### DO THIS
Search the listing for the string "административной" and copy every line that contains it.
------------------------
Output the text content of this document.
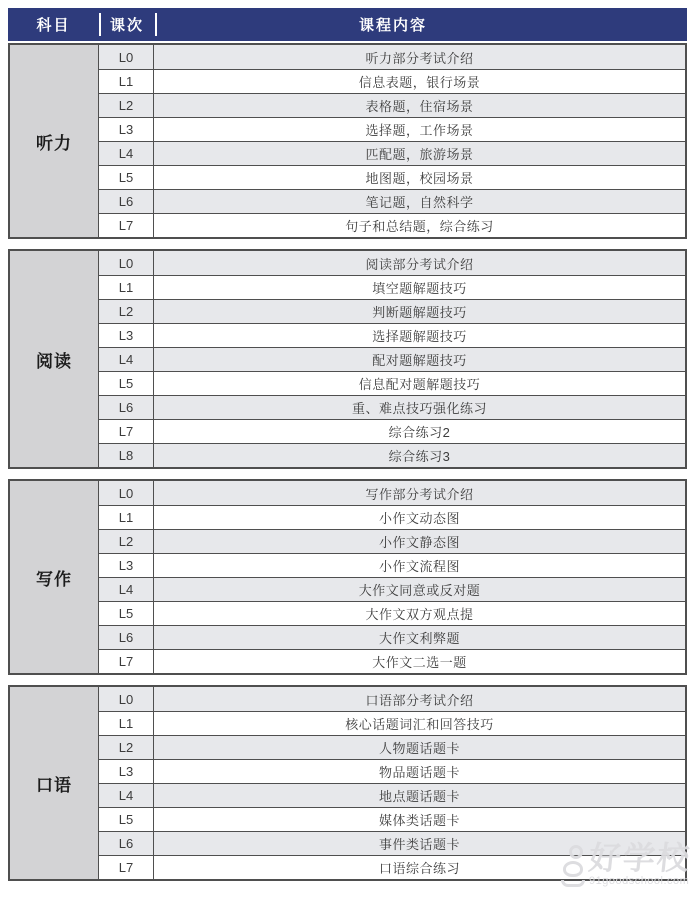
科目	课次	课程内容
听力
L0	听力部分考试介绍
L1	信息表题，银行场景
L2	表格题，住宿场景
L3	选择题，工作场景
L4	匹配题，旅游场景
L5	地图题，校园场景
L6	笔记题，自然科学
L7	句子和总结题，综合练习
阅读
L0	阅读部分考试介绍
L1	填空题解题技巧
L2	判断题解题技巧
L3	选择题解题技巧
L4	配对题解题技巧
L5	信息配对题解题技巧
L6	重、难点技巧强化练习
L7	综合练习2
L8	综合练习3
写作
L0	写作部分考试介绍
L1	小作文动态图
L2	小作文静态图
L3	小作文流程图
L4	大作文同意或反对题
L5	大作文双方观点提
L6	大作文利弊题
L7	大作文二选一题
口语
L0	口语部分考试介绍
L1	核心话题词汇和回答技巧
L2	人物题话题卡
L3	物品题话题卡
L4	地点题话题卡
L5	媒体类话题卡
L6	事件类话题卡
L7	口语综合练习	好学校
91goodschool.com
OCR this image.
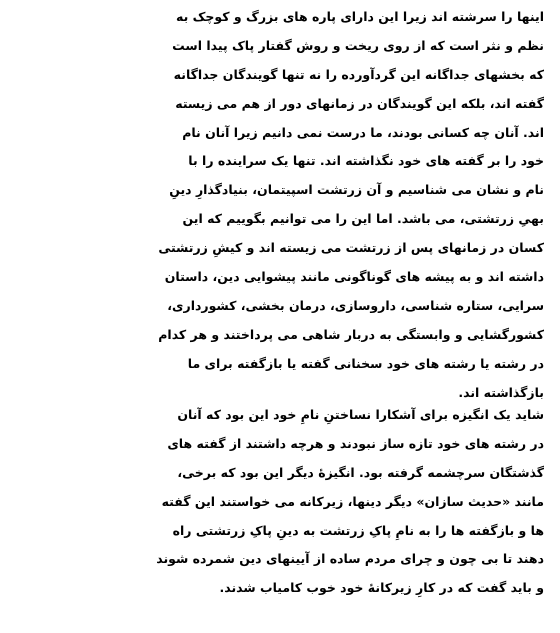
اینها را سرشته اند زیرا این دارای پاره های بزرگ و کوچک به
نظم و نثر است که از روی ریخت و روش گفتار پاک پیدا است
که بخشهای جداگانه این گردآورده را نه تنها گویندگان جداگانه
گفته اند، بلکه این گویندگان در زمانهای دور از هم می زیسته
اند. آنان چه کسانی بودند، ما درست نمی دانیم زیرا آنان نام
خود را بر گفته های خود نگذاشته اند. تنها یک سراینده را با
نام و نشان می شناسیم و آن زرتشت اسپیتمان، بنیادگذارِ دینِ
بهیِ زرتشتی، می باشد. اما این را می توانیم بگوییم که این
کسان در زمانهای پس از زرتشت می زیسته اند و کیشِ زرتشتی
داشته اند و به پیشه های گوناگونی مانند پیشوایی دین، داستان
سرایی، ستاره شناسی، داروسازی، درمان بخشی، کشورداری،
کشورگشایی و وابستگی به دربار شاهی می پرداختند و هر کدام
در رشته یا رشته های خود سخنانی گفته یا بازگفته برای ما
بازگذاشته اند.
شاید یک انگیزه برای آشکارا نساختنِ نامِ خود این بود که آنان
در رشته های خود تازه ساز نبودند و هرچه داشتند از گفته های
گذشتگان سرچشمه گرفته بود. انگیزهٔ دیگر این بود که برخی،
مانند «حدیث سازان» دیگر دینها، زیرکانه می خواستند این گفته
ها و بازگفته ها را به نامِ پاکِ زرتشت به دینِ پاکِ زرتشتی راه
دهند تا بی چون و چرای مردم ساده از آیینهای دین شمرده شوند
و باید گفت که در کارِ زیرکانهٔ خود خوب کامیاب شدند.
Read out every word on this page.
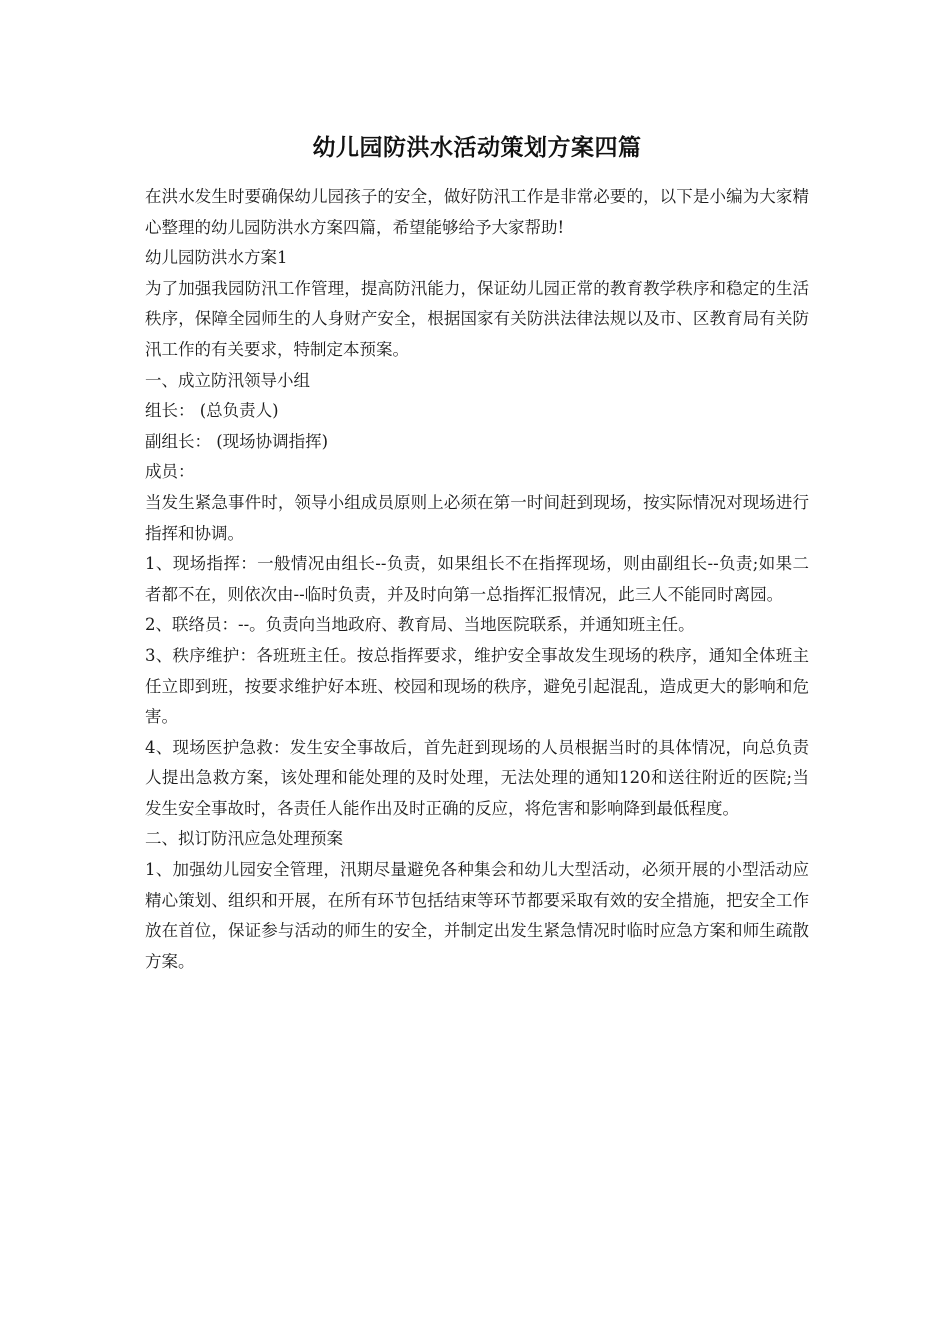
幼儿园防洪水活动策划方案四篇

在洪水发生时要确保幼儿园孩子的安全，做好防汛工作是非常必要的，以下是小编为大家精心整理的幼儿园防洪水方案四篇，希望能够给予大家帮助!

幼儿园防洪水方案1

为了加强我园防汛工作管理，提高防汛能力，保证幼儿园正常的教育教学秩序和稳定的生活秩序，保障全园师生的人身财产安全，根据国家有关防洪法律法规以及市、区教育局有关防汛工作的有关要求，特制定本预案。

一、成立防汛领导小组

组长： (总负责人)

副组长： (现场协调指挥)

成员：

当发生紧急事件时，领导小组成员原则上必须在第一时间赶到现场，按实际情况对现场进行指挥和协调。

1、现场指挥：一般情况由组长--负责，如果组长不在指挥现场，则由副组长--负责;如果二者都不在，则依次由--临时负责，并及时向第一总指挥汇报情况，此三人不能同时离园。

2、联络员：--。负责向当地政府、教育局、当地医院联系，并通知班主任。

3、秩序维护：各班班主任。按总指挥要求，维护安全事故发生现场的秩序，通知全体班主任立即到班，按要求维护好本班、校园和现场的秩序，避免引起混乱，造成更大的影响和危害。

4、现场医护急救：发生安全事故后，首先赶到现场的人员根据当时的具体情况，向总负责人提出急救方案，该处理和能处理的及时处理，无法处理的通知120和送往附近的医院;当发生安全事故时，各责任人能作出及时正确的反应，将危害和影响降到最低程度。

二、拟订防汛应急处理预案

1、加强幼儿园安全管理，汛期尽量避免各种集会和幼儿大型活动，必须开展的小型活动应精心策划、组织和开展，在所有环节包括结束等环节都要采取有效的安全措施，把安全工作放在首位，保证参与活动的师生的安全，并制定出发生紧急情况时临时应急方案和师生疏散方案。
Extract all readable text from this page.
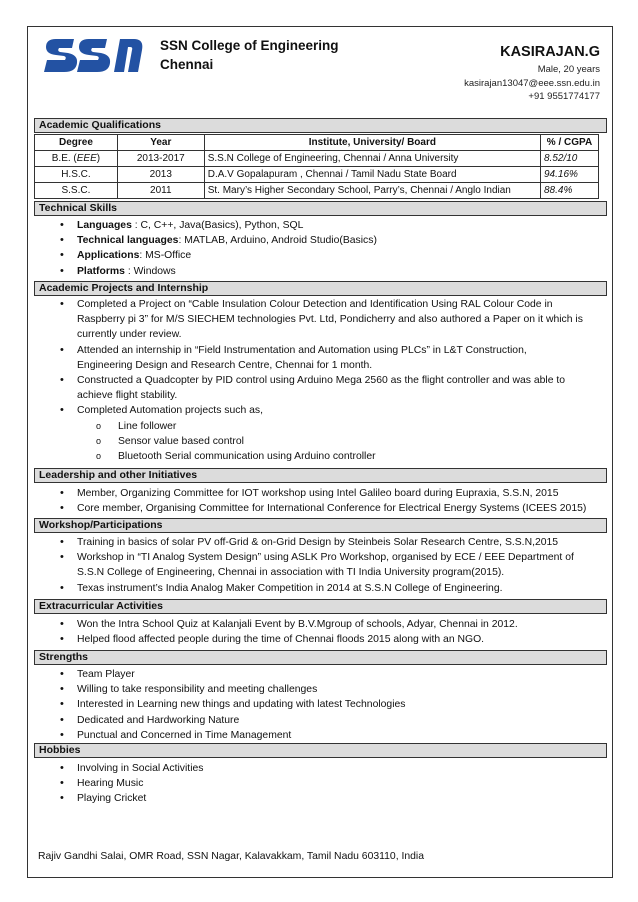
SSN College of Engineering
Chennai
KASIRAJAN.G
Male, 20 years
kasirajan13047@eee.ssn.edu.in
+91 9551774177
Academic Qualifications
Degree	Year	Institute, University/ Board	% / CGPA
B.E. (EEE)	2013-2017	S.S.N College of Engineering, Chennai / Anna University	8.52/10
H.S.C.	2013	D.A.V Gopalapuram , Chennai / Tamil Nadu State Board	94.16%
S.S.C.	2011	St. Mary’s Higher Secondary School, Parry’s, Chennai / Anglo Indian	88.4%
Technical Skills
• Languages : C, C++, Java(Basics), Python, SQL
• Technical languages: MATLAB, Arduino, Android Studio(Basics)
• Applications: MS-Office
• Platforms : Windows
Academic Projects and Internship
• Completed a Project on “Cable Insulation Colour Detection and Identification Using RAL Colour Code in
Raspberry pi 3” for M/S SIECHEM technologies Pvt. Ltd, Pondicherry and also authored a Paper on it which is
currently under review.
• Attended an internship in “Field Instrumentation and Automation using PLCs” in L&T Construction,
Engineering Design and Research Centre, Chennai for 1 month.
• Constructed a Quadcopter by PID control using Arduino Mega 2560 as the flight controller and was able to
achieve flight stability.
• Completed Automation projects such as,
o Line follower
o Sensor value based control
o Bluetooth Serial communication using Arduino controller
Leadership and other Initiatives
• Member, Organizing Committee for IOT workshop using Intel Galileo board during Eupraxia, S.S.N, 2015
• Core member, Organising Committee for International Conference for Electrical Energy Systems (ICEES 2015)
Workshop/Participations
• Training in basics of solar PV off-Grid & on-Grid Design by Steinbeis Solar Research Centre, S.S.N,2015
• Workshop in “TI Analog System Design” using ASLK Pro Workshop, organised by ECE / EEE Department of
S.S.N College of Engineering, Chennai in association with TI India University program(2015).
• Texas instrument’s India Analog Maker Competition in 2014 at S.S.N College of Engineering.
Extracurricular Activities
• Won the Intra School Quiz at Kalanjali Event by B.V.Mgroup of schools, Adyar, Chennai in 2012.
• Helped flood affected people during the time of Chennai floods 2015 along with an NGO.
Strengths
• Team Player
• Willing to take responsibility and meeting challenges
• Interested in Learning new things and updating with latest Technologies
• Dedicated and Hardworking Nature
• Punctual and Concerned in Time Management
Hobbies
• Involving in Social Activities
• Hearing Music
• Playing Cricket
Rajiv Gandhi Salai, OMR Road, SSN Nagar, Kalavakkam, Tamil Nadu 603110, India
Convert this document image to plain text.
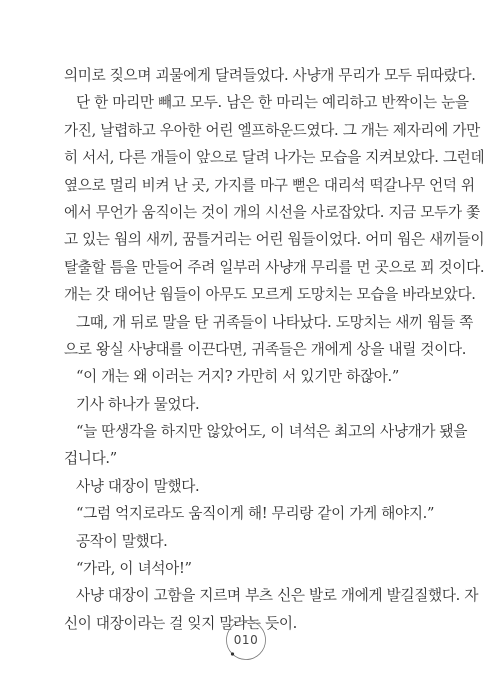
의미로 짖으며 괴물에게 달려들었다. 사냥개 무리가 모두 뒤따랐다.
단 한 마리만 빼고 모두. 남은 한 마리는 예리하고 반짝이는 눈을
가진, 날렵하고 우아한 어린 엘프하운드였다. 그 개는 제자리에 가만
히 서서, 다른 개들이 앞으로 달려 나가는 모습을 지켜보았다. 그런데
옆으로 멀리 비켜 난 곳, 가지를 마구 뻗은 대리석 떡갈나무 언덕 위
에서 무언가 움직이는 것이 개의 시선을 사로잡았다. 지금 모두가 쫓
고 있는 웜의 새끼, 꿈틀거리는 어린 웜들이었다. 어미 웜은 새끼들이
탈출할 틈을 만들어 주려 일부러 사냥개 무리를 먼 곳으로 꾀 것이다.
개는 갓 태어난 웜들이 아무도 모르게 도망치는 모습을 바라보았다.
그때, 개 뒤로 말을 탄 귀족들이 나타났다. 도망치는 새끼 웜들 쪽
으로 왕실 사냥대를 이끈다면, 귀족들은 개에게 상을 내릴 것이다.
“이 개는 왜 이러는 거지? 가만히 서 있기만 하잖아.”
기사 하나가 물었다.
“늘 딴생각을 하지만 않았어도, 이 녀석은 최고의 사냥개가 됐을
겁니다.”
사냥 대장이 말했다.
“그럼 억지로라도 움직이게 해! 무리랑 같이 가게 해야지.”
공작이 말했다.
“가라, 이 녀석아!”
사냥 대장이 고함을 지르며 부츠 신은 발로 개에게 발길질했다. 자
신이 대장이라는 걸 잊지 말라는 듯이.
010
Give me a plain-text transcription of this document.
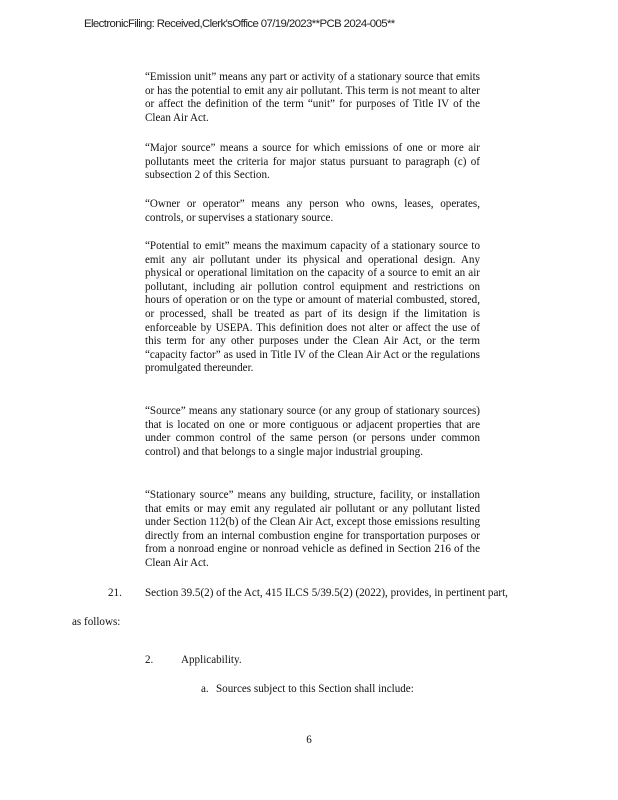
ElectronicFiling: Received,Clerk'sOffice 07/19/2023**PCB 2024-005**

“Emission unit” means any part or activity of a stationary source that emits or has the potential to emit any air pollutant. This term is not meant to alter or affect the definition of the term “unit” for purposes of Title IV of the Clean Air Act.

“Major source” means a source for which emissions of one or more air pollutants meet the criteria for major status pursuant to paragraph (c) of subsection 2 of this Section.

“Owner or operator” means any person who owns, leases, operates, controls, or supervises a stationary source.

“Potential to emit” means the maximum capacity of a stationary source to emit any air pollutant under its physical and operational design. Any physical or operational limitation on the capacity of a source to emit an air pollutant, including air pollution control equipment and restrictions on hours of operation or on the type or amount of material combusted, stored, or processed, shall be treated as part of its design if the limitation is enforceable by USEPA. This definition does not alter or affect the use of this term for any other purposes under the Clean Air Act, or the term “capacity factor” as used in Title IV of the Clean Air Act or the regulations promulgated thereunder.

“Source” means any stationary source (or any group of stationary sources) that is located on one or more contiguous or adjacent properties that are under common control of the same person (or persons under common control) and that belongs to a single major industrial grouping.

“Stationary source” means any building, structure, facility, or installation that emits or may emit any regulated air pollutant or any pollutant listed under Section 112(b) of the Clean Air Act, except those emissions resulting directly from an internal combustion engine for transportation purposes or from a nonroad engine or nonroad vehicle as defined in Section 216 of the Clean Air Act.

21. Section 39.5(2) of the Act, 415 ILCS 5/39.5(2) (2022), provides, in pertinent part,
as follows:
2. Applicability.
a. Sources subject to this Section shall include:
6
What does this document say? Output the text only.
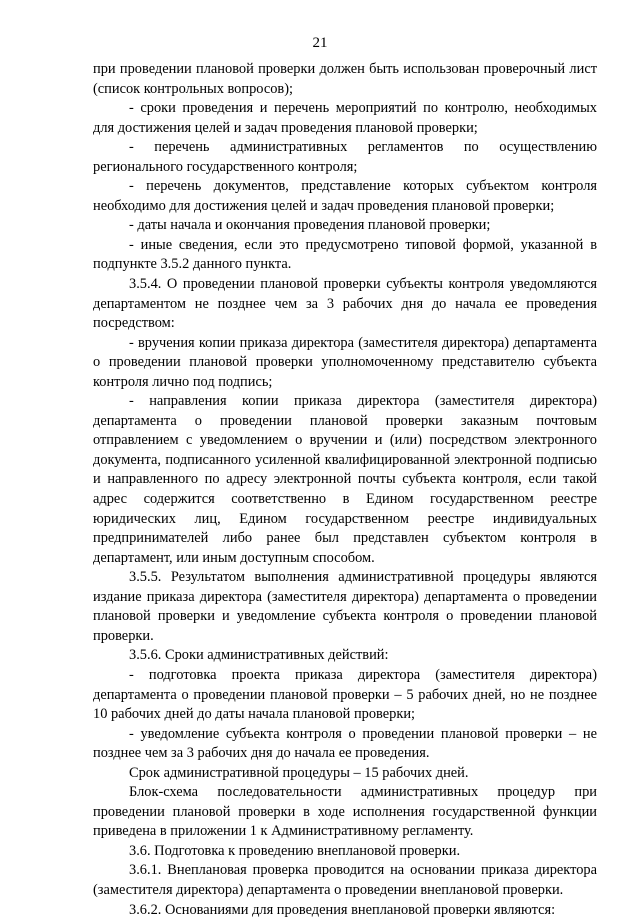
21

при проведении плановой проверки должен быть использован проверочный лист (список контрольных вопросов);

- сроки проведения и перечень мероприятий по контролю, необходимых для достижения целей и задач проведения плановой проверки;

- перечень административных регламентов по осуществлению регионального государственного контроля;

- перечень документов, представление которых субъектом контроля необходимо для достижения целей и задач проведения плановой проверки;

- даты начала и окончания проведения плановой проверки;

- иные сведения, если это предусмотрено типовой формой, указанной в подпункте 3.5.2 данного пункта.

3.5.4. О проведении плановой проверки субъекты контроля уведомляются департаментом не позднее чем за 3 рабочих дня до начала ее проведения посредством:

- вручения копии приказа директора (заместителя директора) департамента о проведении плановой проверки уполномоченному представителю субъекта контроля лично под подпись;

- направления копии приказа директора (заместителя директора) департамента о проведении плановой проверки заказным почтовым отправлением с уведомлением о вручении и (или) посредством электронного документа, подписанного усиленной квалифицированной электронной подписью и направленного по адресу электронной почты субъекта контроля, если такой адрес содержится соответственно в Едином государственном реестре юридических лиц, Едином государственном реестре индивидуальных предпринимателей либо ранее был представлен субъектом контроля в департамент, или иным доступным способом.

3.5.5. Результатом выполнения административной процедуры являются издание приказа директора (заместителя директора) департамента о проведении плановой проверки и уведомление субъекта контроля о проведении плановой проверки.

3.5.6. Сроки административных действий:

- подготовка проекта приказа директора (заместителя директора) департамента о проведении плановой проверки – 5 рабочих дней, но не позднее 10 рабочих дней до даты начала плановой проверки;

- уведомление субъекта контроля о проведении плановой проверки – не позднее чем за 3 рабочих дня до начала ее проведения.

Срок административной процедуры – 15 рабочих дней.

Блок-схема последовательности административных процедур при проведении плановой проверки в ходе исполнения государственной функции приведена в приложении 1 к Административному регламенту.

3.6. Подготовка к проведению внеплановой проверки.

3.6.1. Внеплановая проверка проводится на основании приказа директора (заместителя директора) департамента о проведении внеплановой проверки.

3.6.2. Основаниями для проведения внеплановой проверки являются:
------------------------
### SOLUTION TO THE EXERCISE
3.5.5. Результатом выполнения административной процедуры являются издание приказа директора (заместителя директора) департамента о проведении плановой проверки и уведомление субъекта контроля о проведении плановой проверки.
Срок административной процедуры – 15 рабочих дней.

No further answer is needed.